Find every line in the records that holds the string "señor". Copy each one.
# # #
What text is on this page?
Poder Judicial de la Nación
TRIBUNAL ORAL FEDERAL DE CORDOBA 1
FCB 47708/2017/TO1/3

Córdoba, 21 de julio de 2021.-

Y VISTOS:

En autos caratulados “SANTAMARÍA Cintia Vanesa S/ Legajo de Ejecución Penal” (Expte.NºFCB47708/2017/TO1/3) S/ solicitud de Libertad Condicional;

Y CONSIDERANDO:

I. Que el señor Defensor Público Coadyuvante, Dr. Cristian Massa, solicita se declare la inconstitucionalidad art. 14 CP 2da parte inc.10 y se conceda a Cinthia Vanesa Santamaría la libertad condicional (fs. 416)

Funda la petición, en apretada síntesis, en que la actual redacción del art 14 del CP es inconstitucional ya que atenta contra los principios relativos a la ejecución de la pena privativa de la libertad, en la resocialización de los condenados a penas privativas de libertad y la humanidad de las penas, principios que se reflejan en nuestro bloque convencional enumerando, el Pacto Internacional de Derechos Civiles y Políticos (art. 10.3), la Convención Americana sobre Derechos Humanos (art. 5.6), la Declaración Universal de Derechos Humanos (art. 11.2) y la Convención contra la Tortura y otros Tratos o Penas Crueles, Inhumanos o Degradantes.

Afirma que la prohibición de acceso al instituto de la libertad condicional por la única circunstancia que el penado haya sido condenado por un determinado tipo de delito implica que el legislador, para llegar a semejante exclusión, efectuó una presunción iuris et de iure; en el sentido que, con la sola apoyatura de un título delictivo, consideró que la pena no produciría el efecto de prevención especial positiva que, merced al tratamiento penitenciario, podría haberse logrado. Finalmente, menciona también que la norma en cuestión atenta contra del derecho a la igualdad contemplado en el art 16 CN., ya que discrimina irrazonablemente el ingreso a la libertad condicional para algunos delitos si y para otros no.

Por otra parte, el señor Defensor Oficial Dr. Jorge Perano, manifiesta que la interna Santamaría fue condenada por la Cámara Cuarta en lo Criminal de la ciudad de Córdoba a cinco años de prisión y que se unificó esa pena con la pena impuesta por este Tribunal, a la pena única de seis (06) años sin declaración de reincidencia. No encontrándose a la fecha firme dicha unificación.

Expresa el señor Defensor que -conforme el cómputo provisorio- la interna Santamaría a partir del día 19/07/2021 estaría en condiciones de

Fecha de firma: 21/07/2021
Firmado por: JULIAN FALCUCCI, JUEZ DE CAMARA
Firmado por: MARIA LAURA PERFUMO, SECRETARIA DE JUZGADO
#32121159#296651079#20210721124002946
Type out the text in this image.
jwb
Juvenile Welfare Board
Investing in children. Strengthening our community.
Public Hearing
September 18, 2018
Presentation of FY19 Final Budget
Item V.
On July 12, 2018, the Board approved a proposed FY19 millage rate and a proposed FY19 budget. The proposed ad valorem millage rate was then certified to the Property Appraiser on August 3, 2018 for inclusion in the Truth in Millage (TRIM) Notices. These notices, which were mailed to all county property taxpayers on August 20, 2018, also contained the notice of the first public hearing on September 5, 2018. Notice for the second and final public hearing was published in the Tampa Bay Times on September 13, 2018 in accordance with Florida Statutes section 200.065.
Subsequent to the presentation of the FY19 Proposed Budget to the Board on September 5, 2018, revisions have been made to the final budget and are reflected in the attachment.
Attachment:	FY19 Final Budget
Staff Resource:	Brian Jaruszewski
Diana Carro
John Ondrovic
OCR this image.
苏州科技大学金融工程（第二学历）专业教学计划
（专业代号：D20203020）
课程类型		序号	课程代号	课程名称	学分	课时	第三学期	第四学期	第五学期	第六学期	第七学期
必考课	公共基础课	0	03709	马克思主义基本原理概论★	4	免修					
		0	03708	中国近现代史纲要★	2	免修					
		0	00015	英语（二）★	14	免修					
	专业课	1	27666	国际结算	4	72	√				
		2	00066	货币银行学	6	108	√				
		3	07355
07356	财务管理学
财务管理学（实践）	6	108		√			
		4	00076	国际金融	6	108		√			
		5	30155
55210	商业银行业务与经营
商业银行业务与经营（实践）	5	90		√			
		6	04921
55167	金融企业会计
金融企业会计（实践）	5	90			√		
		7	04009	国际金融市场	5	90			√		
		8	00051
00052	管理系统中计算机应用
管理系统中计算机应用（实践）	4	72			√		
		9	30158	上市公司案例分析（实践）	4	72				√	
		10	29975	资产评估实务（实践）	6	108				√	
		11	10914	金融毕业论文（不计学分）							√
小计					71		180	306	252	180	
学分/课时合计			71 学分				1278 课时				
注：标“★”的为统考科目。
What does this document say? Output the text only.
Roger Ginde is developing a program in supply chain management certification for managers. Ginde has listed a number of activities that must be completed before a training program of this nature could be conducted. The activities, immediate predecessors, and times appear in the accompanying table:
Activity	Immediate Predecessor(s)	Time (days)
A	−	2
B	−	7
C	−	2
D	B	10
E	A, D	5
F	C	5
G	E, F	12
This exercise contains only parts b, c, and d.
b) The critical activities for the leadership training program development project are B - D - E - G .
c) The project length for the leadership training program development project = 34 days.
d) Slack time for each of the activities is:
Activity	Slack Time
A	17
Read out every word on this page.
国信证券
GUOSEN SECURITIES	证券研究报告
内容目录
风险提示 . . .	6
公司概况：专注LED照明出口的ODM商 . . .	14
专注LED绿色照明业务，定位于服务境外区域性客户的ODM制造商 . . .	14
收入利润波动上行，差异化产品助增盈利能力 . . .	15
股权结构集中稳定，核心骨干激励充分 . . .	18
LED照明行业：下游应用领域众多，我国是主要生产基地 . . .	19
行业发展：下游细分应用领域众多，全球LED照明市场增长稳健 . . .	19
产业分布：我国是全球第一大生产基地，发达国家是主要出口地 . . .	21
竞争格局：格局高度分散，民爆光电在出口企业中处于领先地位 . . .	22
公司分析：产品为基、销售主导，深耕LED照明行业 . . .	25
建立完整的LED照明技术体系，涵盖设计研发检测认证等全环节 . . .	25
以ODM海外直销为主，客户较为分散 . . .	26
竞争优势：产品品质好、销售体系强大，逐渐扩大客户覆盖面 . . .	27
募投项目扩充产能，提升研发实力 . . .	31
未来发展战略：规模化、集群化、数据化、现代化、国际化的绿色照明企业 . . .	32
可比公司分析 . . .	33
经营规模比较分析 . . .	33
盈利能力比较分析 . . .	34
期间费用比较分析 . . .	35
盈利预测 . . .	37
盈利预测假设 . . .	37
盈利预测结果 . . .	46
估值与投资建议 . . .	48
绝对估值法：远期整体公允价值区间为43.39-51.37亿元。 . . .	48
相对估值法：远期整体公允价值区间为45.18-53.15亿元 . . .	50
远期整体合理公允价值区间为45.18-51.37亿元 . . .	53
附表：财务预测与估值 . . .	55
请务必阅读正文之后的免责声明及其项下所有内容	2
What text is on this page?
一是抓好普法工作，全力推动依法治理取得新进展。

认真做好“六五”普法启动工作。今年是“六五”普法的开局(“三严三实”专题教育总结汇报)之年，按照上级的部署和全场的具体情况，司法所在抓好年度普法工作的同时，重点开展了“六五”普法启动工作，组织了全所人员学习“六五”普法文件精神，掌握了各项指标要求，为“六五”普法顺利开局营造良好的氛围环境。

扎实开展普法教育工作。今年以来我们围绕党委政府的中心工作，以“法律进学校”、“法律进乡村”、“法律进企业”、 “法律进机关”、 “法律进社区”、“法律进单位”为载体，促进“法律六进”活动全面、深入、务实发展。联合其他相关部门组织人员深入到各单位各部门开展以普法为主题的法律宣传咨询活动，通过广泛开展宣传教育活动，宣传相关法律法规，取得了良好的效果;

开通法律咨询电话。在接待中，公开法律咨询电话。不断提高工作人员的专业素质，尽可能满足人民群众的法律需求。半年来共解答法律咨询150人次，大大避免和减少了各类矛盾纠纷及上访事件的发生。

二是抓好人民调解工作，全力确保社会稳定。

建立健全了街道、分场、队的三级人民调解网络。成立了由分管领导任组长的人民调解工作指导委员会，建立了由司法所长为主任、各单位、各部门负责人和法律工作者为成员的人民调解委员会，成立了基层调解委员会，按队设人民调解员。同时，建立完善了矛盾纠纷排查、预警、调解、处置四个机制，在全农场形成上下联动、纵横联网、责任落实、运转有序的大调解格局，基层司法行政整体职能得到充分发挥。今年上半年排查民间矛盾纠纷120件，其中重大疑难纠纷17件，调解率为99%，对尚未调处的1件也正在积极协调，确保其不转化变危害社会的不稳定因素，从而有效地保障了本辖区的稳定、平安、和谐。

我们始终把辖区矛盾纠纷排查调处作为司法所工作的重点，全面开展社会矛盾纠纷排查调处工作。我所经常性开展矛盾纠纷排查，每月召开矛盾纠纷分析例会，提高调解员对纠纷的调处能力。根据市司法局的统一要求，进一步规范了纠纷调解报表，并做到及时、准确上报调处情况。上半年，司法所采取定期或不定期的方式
# # #
■ **Answer for this exercise**:
I. Que el señor Defensor Público Coadyuvante, Dr. Cristian Massa, solicita se declare la inconstitucionalidad art. 14 CP 2da parte inc.10 y se conceda a Cinthia Vanesa Santamaría la libertad condicional (fs. 416)
Por otra parte, el señor Defensor Oficial Dr. Jorge Perano, manifiesta que la interna Santamaría fue condenada por la Cámara Cuarta en lo Criminal de la ciudad de Córdoba a cinco años de prisión y que se unificó esa pena con la pena impuesta por este Tribunal, a la pena única de seis (06) años sin declaración de reincidencia. No encontrándose a la fecha firme dicha unificación.
Expresa el señor Defensor que -conforme el cómputo provisorio- la interna Santamaría a partir del día 19/07/2021 estaría en condiciones de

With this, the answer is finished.